- _AIM_
Reproduce the records below exactly, leaving out any pictures.

[Start RECORDS FOR THIS TASK]

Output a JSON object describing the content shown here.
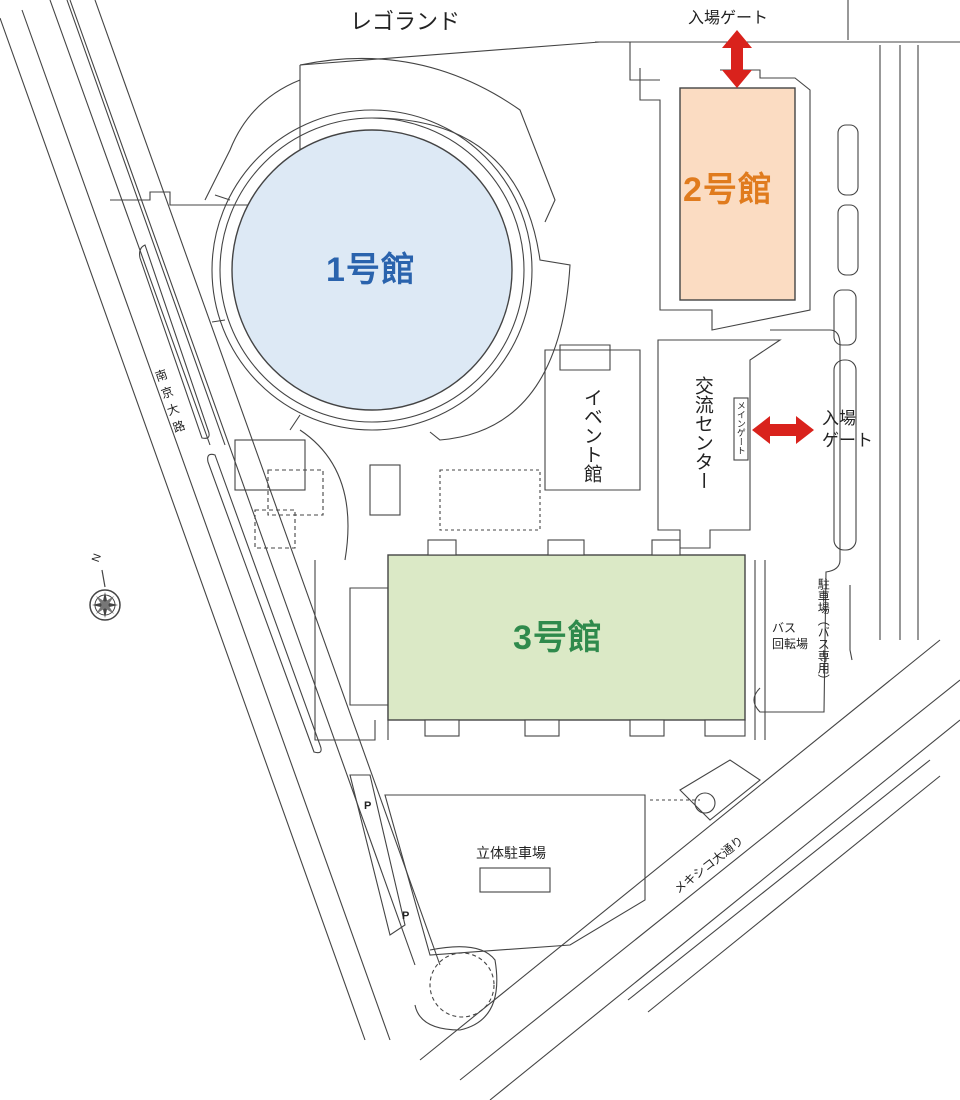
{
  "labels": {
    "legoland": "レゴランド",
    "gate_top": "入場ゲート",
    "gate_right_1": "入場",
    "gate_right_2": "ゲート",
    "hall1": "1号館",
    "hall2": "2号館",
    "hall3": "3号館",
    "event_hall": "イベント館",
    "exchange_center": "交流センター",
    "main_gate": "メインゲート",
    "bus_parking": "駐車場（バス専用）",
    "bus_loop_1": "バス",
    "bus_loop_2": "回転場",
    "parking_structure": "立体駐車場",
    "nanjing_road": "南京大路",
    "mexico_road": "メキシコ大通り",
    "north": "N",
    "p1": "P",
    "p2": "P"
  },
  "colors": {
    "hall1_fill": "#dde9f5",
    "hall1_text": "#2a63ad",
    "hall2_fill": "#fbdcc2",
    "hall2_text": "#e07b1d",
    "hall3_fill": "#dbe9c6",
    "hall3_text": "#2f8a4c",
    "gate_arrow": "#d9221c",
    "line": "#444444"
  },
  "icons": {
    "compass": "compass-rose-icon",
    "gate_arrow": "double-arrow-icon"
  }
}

[End RECORDS FOR THIS TASK]

- _THE COMPLETED TASK_
Output a JSON object describing the content shown here.
{
  "labels": {
    "legoland": "レゴランド",
    "gate_top": "入場ゲート",
    "gate_right_1": "入場",
    "gate_right_2": "ゲート",
    "hall1": "1号館",
    "hall2": "2号館",
    "hall3": "3号館",
    "event_hall": "イベント館",
    "exchange_center": "交流センター",
    "main_gate": "メインゲート",
    "bus_parking": "駐車場（バス専用）",
    "bus_loop_1": "バス",
    "bus_loop_2": "回転場",
    "parking_structure": "立体駐車場",
    "nanjing_road": "南京大路",
    "mexico_road": "メキシコ大通り",
    "north": "N",
    "p1": "P",
    "p2": "P"
  },
  "colors": {
    "hall1_fill": "#dde9f5",
    "hall1_text": "#2a63ad",
    "hall2_fill": "#fbdcc2",
    "hall2_text": "#e07b1d",
    "hall3_fill": "#dbe9c6",
    "hall3_text": "#2f8a4c",
    "gate_arrow": "#d9221c",
    "line": "#444444"
  },
  "icons": {
    "compass": "compass-rose-icon",
    "gate_arrow": "double-arrow-icon"
  }
}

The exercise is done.